◆ **Direction**
Transcribe the data that follows precisely, omitting nothing.

◆ **Data for the task**
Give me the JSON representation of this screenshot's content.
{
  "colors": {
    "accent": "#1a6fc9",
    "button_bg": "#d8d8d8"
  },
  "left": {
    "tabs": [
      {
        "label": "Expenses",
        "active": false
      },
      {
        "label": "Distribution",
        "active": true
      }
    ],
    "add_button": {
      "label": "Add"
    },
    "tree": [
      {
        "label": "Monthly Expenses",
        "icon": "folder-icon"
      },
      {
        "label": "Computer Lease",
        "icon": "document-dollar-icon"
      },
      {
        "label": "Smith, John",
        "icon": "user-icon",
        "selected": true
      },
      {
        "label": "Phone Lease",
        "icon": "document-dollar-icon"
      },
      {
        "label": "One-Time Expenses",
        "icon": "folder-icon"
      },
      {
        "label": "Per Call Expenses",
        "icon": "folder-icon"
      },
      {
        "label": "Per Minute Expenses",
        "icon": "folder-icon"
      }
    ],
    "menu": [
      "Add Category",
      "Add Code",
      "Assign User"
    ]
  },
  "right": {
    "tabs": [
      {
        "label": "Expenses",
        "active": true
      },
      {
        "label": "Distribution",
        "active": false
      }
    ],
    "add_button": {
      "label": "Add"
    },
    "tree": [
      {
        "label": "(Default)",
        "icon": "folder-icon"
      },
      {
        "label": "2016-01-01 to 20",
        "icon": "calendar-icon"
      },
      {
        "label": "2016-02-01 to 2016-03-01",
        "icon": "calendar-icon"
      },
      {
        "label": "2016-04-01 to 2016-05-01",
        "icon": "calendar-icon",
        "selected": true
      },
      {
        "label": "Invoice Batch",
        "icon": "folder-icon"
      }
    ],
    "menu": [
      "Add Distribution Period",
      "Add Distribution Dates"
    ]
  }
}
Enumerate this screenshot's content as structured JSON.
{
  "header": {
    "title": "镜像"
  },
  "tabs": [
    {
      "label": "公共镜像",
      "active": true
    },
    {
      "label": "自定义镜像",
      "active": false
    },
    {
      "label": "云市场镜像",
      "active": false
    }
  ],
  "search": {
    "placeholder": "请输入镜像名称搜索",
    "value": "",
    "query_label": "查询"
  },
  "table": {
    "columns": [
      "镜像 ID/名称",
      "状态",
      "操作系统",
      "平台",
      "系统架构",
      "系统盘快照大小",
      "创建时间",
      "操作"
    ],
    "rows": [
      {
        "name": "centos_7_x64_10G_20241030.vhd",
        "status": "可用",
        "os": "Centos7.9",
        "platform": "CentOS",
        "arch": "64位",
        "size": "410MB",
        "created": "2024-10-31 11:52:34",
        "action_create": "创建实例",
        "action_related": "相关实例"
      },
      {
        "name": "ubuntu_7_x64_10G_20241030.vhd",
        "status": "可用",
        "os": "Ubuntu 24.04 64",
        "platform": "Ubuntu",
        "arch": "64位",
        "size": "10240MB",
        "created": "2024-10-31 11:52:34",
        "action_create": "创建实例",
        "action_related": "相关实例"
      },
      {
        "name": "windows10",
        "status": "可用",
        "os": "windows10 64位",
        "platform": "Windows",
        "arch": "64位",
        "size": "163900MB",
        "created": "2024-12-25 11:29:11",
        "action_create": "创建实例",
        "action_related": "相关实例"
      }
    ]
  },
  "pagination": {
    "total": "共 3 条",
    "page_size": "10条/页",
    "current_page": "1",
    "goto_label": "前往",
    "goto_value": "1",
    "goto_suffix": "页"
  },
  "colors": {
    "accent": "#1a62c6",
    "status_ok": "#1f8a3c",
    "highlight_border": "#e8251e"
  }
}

◆ **Exercise result**
Give me the JSON representation of this screenshot's content.
{
  "colors": {
    "accent": "#1a6fc9",
    "button_bg": "#d8d8d8"
  },
  "left": {
    "tabs": [
      {
        "label": "Expenses",
        "active": false
      },
      {
        "label": "Distribution",
        "active": true
      }
    ],
    "add_button": {
      "label": "Add"
    },
    "tree": [
      {
        "label": "Monthly Expenses",
        "icon": "folder-icon"
      },
      {
        "label": "Computer Lease",
        "icon": "document-dollar-icon"
      },
      {
        "label": "Smith, John",
        "icon": "user-icon",
        "selected": true
      },
      {
        "label": "Phone Lease",
        "icon": "document-dollar-icon"
      },
      {
        "label": "One-Time Expenses",
        "icon": "folder-icon"
      },
      {
        "label": "Per Call Expenses",
        "icon": "folder-icon"
      },
      {
        "label": "Per Minute Expenses",
        "icon": "folder-icon"
      }
    ],
    "menu": [
      "Add Category",
      "Add Code",
      "Assign User"
    ]
  },
  "right": {
    "tabs": [
      {
        "label": "Expenses",
        "active": true
      },
      {
        "label": "Distribution",
        "active": false
      }
    ],
    "add_button": {
      "label": "Add"
    },
    "tree": [
      {
        "label": "(Default)",
        "icon": "folder-icon"
      },
      {
        "label": "2016-01-01 to 20",
        "icon": "calendar-icon"
      },
      {
        "label": "2016-02-01 to 2016-03-01",
        "icon": "calendar-icon"
      },
      {
        "label": "2016-04-01 to 2016-05-01",
        "icon": "calendar-icon",
        "selected": true
      },
      {
        "label": "Invoice Batch",
        "icon": "folder-icon"
      }
    ],
    "menu": [
      "Add Distribution Period",
      "Add Distribution Dates"
    ]
  }
}
Enumerate this screenshot's content as structured JSON.
{
  "header": {
    "title": "镜像"
  },
  "tabs": [
    {
      "label": "公共镜像",
      "active": true
    },
    {
      "label": "自定义镜像",
      "active": false
    },
    {
      "label": "云市场镜像",
      "active": false
    }
  ],
  "search": {
    "placeholder": "请输入镜像名称搜索",
    "value": "",
    "query_label": "查询"
  },
  "table": {
    "columns": [
      "镜像 ID/名称",
      "状态",
      "操作系统",
      "平台",
      "系统架构",
      "系统盘快照大小",
      "创建时间",
      "操作"
    ],
    "rows": [
      {
        "name": "centos_7_x64_10G_20241030.vhd",
        "status": "可用",
        "os": "Centos7.9",
        "platform": "CentOS",
        "arch": "64位",
        "size": "410MB",
        "created": "2024-10-31 11:52:34",
        "action_create": "创建实例",
        "action_related": "相关实例"
      },
      {
        "name": "ubuntu_7_x64_10G_20241030.vhd",
        "status": "可用",
        "os": "Ubuntu 24.04 64",
        "platform": "Ubuntu",
        "arch": "64位",
        "size": "10240MB",
        "created": "2024-10-31 11:52:34",
        "action_create": "创建实例",
        "action_related": "相关实例"
      },
      {
        "name": "windows10",
        "status": "可用",
        "os": "windows10 64位",
        "platform": "Windows",
        "arch": "64位",
        "size": "163900MB",
        "created": "2024-12-25 11:29:11",
        "action_create": "创建实例",
        "action_related": "相关实例"
      }
    ]
  },
  "pagination": {
    "total": "共 3 条",
    "page_size": "10条/页",
    "current_page": "1",
    "goto_label": "前往",
    "goto_value": "1",
    "goto_suffix": "页"
  },
  "colors": {
    "accent": "#1a62c6",
    "status_ok": "#1f8a3c",
    "highlight_border": "#e8251e"
  }
}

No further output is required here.